[START DATA FOR THIS EXERCISE]
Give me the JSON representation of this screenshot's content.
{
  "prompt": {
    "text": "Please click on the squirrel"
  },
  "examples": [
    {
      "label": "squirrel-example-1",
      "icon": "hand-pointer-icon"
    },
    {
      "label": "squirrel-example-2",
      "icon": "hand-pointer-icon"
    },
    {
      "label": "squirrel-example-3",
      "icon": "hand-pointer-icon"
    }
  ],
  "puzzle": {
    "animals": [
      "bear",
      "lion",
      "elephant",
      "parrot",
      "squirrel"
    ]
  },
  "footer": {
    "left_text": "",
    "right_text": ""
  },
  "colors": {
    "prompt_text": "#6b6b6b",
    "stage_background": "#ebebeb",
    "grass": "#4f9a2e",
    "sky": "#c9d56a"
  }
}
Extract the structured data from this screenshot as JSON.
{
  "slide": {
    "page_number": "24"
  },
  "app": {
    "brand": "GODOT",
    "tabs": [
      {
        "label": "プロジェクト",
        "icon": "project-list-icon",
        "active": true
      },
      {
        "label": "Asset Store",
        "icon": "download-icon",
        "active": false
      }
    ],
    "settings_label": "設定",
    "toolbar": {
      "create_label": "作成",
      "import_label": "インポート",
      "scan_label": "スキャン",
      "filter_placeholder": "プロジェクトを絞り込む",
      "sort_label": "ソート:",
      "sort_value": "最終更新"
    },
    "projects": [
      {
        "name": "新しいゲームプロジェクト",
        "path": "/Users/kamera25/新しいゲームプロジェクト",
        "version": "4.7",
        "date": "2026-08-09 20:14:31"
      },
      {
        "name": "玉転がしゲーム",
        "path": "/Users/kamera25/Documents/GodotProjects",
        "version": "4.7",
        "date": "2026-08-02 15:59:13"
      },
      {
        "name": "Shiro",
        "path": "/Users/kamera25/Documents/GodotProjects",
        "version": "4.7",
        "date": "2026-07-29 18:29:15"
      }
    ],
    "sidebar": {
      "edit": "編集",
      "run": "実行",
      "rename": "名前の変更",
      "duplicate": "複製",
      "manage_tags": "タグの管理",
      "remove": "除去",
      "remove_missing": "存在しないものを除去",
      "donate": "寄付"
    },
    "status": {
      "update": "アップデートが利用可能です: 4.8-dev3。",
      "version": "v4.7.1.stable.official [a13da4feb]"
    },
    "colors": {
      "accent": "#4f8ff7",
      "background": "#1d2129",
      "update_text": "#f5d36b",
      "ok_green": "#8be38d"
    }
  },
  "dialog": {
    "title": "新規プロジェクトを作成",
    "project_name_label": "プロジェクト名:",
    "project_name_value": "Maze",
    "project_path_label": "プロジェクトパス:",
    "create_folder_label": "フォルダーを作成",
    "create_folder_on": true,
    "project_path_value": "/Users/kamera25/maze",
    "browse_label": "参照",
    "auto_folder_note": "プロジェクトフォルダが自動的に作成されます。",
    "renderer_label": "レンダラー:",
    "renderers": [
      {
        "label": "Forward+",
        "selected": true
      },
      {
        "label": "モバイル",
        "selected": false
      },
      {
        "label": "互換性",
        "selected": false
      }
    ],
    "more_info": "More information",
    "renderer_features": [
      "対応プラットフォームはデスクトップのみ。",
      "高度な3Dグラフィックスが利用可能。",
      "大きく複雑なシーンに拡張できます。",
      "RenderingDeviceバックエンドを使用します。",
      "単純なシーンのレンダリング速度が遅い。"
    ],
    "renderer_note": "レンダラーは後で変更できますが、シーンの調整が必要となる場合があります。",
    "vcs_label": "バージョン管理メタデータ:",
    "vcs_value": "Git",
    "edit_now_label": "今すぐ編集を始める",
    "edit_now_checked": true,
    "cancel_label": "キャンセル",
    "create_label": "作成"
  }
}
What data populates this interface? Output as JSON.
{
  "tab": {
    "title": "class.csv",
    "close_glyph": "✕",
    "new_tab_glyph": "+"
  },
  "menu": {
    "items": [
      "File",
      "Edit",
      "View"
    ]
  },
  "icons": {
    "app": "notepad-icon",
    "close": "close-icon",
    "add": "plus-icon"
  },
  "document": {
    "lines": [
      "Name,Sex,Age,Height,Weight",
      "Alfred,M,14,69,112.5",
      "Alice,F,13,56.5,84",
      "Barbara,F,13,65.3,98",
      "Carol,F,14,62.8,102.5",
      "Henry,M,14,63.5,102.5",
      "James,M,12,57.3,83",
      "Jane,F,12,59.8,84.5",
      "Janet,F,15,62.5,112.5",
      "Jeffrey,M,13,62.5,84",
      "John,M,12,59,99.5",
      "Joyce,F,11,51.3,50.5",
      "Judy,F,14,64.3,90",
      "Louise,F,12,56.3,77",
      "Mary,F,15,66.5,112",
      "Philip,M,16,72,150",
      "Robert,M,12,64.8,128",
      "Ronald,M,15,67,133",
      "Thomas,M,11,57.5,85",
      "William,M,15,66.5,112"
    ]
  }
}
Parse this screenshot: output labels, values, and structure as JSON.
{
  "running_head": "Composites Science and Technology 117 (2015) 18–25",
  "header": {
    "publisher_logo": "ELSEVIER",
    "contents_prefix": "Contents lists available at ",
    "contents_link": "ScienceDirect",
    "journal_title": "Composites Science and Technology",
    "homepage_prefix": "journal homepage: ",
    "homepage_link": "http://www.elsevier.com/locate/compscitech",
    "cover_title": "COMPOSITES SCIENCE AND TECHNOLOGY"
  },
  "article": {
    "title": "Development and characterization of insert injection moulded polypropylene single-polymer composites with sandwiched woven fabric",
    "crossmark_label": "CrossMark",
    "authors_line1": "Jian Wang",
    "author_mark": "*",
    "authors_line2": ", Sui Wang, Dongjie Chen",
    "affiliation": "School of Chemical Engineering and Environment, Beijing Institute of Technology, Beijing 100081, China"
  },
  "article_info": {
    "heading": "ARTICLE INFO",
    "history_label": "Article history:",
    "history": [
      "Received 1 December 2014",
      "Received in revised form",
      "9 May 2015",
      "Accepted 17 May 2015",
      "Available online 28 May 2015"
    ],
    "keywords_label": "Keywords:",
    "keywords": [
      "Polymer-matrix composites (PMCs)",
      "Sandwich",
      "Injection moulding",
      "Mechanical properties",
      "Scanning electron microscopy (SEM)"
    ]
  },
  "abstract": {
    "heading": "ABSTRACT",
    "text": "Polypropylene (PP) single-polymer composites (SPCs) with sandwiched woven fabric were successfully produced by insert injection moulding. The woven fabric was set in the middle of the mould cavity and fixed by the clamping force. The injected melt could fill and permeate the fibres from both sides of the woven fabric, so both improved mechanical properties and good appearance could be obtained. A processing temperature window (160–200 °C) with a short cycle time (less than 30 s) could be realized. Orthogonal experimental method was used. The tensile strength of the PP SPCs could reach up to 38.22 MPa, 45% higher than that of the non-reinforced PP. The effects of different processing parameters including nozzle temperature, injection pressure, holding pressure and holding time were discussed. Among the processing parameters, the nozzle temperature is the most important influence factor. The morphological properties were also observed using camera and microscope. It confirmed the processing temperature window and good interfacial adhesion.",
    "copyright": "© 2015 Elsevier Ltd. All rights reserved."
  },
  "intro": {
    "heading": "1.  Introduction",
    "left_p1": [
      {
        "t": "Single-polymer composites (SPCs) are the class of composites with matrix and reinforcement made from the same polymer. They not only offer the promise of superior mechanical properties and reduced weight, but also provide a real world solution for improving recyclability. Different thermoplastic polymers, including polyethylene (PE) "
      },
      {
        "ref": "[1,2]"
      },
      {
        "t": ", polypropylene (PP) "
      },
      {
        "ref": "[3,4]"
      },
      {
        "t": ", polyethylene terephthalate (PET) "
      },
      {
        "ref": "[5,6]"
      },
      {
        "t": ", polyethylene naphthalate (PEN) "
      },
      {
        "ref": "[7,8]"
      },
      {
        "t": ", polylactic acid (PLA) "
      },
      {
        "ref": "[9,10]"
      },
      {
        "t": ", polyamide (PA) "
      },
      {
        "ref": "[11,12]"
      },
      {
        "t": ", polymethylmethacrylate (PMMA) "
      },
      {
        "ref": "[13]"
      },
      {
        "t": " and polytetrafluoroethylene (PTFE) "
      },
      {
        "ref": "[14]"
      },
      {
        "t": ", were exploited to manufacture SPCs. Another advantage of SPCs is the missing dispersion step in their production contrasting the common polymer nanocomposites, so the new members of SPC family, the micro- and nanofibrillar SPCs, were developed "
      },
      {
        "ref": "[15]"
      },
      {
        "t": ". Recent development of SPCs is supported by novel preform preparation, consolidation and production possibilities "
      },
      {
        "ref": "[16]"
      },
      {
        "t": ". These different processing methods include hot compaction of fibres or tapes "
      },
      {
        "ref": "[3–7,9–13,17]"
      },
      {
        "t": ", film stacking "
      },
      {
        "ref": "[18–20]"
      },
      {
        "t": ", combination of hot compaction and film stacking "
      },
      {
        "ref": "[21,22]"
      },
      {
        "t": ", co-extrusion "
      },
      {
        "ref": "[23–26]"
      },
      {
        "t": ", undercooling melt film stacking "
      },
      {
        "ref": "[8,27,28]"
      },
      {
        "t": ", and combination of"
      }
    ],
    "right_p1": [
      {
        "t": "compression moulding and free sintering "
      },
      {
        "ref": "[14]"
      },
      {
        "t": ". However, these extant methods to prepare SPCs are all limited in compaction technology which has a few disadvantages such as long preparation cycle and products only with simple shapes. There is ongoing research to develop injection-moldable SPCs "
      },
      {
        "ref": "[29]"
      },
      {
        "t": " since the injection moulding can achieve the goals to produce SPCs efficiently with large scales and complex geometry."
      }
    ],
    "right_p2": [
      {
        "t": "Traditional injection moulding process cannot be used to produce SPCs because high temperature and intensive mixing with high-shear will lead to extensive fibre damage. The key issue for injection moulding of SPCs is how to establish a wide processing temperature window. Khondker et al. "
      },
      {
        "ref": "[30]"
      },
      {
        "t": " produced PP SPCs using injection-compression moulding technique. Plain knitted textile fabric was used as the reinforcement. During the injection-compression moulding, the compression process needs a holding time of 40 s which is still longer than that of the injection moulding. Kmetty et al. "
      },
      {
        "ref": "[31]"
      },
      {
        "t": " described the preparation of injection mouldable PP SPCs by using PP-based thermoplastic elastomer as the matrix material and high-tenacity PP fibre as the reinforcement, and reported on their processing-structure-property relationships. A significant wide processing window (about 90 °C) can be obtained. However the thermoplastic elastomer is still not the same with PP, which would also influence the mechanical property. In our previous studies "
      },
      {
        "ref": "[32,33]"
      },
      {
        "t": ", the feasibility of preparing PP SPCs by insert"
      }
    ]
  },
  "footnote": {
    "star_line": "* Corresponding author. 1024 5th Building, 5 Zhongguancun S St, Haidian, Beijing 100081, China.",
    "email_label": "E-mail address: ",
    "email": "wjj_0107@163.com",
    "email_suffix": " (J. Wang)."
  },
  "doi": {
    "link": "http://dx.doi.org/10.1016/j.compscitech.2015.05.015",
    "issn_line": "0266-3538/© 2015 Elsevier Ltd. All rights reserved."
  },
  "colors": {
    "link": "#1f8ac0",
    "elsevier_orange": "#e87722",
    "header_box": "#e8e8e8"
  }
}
[END DATA FOR THIS EXERCISE]
-- EXERCISE AIM --
Read the entries above, then pull out the lines that include "Users".

-- TASK ANSWER --
        "path": "/Users/kamera25/新しいゲームプロジェクト",
        "path": "/Users/kamera25/Documents/GodotProjects",
        "path": "/Users/kamera25/Documents/GodotProjects",
    "project_path_value": "/Users/kamera25/maze",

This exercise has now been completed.